━━ DATASET EXTRACT ━━

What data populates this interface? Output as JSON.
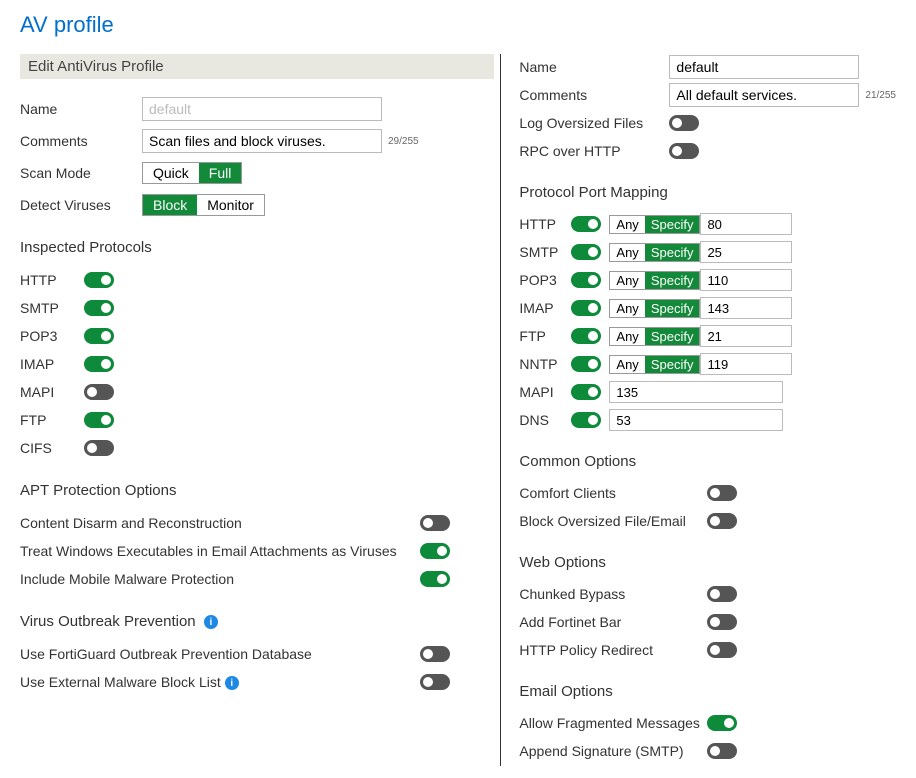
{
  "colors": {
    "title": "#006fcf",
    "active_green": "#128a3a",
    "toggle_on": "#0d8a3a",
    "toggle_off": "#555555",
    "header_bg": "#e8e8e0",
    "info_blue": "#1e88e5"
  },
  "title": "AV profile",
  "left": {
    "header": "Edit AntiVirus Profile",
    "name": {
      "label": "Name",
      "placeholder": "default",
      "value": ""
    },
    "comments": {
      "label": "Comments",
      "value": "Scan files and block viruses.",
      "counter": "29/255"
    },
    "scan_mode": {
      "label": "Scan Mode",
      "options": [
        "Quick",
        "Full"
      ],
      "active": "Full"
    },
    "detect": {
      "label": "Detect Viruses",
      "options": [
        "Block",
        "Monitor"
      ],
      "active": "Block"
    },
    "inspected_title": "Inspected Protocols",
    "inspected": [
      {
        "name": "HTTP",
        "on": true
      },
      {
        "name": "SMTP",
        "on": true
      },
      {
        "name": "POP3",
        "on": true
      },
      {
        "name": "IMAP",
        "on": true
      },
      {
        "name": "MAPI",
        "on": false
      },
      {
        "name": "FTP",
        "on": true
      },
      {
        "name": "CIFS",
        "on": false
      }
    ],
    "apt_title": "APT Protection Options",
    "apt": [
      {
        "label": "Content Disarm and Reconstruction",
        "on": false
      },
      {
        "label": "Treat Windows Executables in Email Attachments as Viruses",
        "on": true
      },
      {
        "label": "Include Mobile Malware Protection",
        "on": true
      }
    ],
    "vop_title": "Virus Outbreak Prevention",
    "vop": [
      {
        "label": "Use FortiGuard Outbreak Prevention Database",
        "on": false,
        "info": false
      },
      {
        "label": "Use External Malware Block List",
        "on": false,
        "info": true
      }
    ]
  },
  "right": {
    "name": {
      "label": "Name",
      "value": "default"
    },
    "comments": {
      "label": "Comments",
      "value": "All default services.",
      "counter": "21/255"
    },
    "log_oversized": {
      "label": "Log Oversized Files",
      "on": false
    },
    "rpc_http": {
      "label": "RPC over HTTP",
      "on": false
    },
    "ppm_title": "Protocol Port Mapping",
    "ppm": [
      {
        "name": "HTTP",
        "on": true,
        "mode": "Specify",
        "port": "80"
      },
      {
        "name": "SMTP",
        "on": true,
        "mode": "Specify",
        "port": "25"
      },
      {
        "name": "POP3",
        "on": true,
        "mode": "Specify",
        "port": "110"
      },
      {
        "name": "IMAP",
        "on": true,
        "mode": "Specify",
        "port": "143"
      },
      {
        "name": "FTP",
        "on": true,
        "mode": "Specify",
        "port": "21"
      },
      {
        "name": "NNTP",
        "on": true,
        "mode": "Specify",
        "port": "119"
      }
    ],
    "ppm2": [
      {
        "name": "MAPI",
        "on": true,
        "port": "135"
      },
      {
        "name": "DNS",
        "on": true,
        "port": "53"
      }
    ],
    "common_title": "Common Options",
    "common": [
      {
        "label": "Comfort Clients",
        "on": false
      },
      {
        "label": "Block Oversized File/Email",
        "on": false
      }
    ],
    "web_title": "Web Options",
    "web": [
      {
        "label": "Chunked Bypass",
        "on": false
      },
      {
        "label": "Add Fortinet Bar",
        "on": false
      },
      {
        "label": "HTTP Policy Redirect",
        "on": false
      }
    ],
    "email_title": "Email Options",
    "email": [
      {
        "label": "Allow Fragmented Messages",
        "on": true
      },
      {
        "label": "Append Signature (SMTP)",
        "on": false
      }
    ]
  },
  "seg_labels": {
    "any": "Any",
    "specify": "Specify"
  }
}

━━━
━━ DATASET EXTRACT ━━

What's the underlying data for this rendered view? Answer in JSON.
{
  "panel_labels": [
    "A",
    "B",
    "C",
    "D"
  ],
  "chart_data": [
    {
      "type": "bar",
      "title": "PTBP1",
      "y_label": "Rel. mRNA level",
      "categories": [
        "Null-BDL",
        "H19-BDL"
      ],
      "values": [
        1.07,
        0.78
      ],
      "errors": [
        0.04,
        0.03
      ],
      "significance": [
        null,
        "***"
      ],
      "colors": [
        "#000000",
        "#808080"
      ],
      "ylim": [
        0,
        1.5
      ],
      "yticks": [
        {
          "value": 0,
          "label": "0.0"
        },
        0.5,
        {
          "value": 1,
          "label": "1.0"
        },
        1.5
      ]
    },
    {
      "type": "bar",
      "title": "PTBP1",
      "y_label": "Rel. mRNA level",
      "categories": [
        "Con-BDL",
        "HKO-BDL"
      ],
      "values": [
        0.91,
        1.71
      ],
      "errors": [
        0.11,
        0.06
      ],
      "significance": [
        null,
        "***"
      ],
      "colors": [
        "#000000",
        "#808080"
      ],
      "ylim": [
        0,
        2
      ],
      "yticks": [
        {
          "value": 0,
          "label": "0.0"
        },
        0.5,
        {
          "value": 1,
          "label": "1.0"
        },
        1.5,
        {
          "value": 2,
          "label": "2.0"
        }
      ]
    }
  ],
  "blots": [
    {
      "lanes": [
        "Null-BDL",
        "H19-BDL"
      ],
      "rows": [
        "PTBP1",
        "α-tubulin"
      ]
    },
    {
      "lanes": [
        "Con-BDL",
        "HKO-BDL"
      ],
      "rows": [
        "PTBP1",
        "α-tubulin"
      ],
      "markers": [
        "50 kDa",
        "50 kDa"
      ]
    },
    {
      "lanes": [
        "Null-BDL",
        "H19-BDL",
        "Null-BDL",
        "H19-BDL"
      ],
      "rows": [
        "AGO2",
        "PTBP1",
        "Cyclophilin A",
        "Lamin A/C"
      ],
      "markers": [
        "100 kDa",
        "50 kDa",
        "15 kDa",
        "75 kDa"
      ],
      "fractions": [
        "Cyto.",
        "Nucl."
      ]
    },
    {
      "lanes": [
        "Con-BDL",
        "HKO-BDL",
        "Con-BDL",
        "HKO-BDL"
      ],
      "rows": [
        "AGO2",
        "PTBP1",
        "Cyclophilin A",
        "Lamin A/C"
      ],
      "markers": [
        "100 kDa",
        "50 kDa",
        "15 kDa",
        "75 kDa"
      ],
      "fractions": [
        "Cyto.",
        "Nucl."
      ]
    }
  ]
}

━━━

> **WHAT IS BEING ASKED**
Copy every line of the listing where the word "Malware" appears.

> **EXERCISE RESULT**
        "label": "Include Mobile Malware Protection",
        "label": "Use External Malware Block List",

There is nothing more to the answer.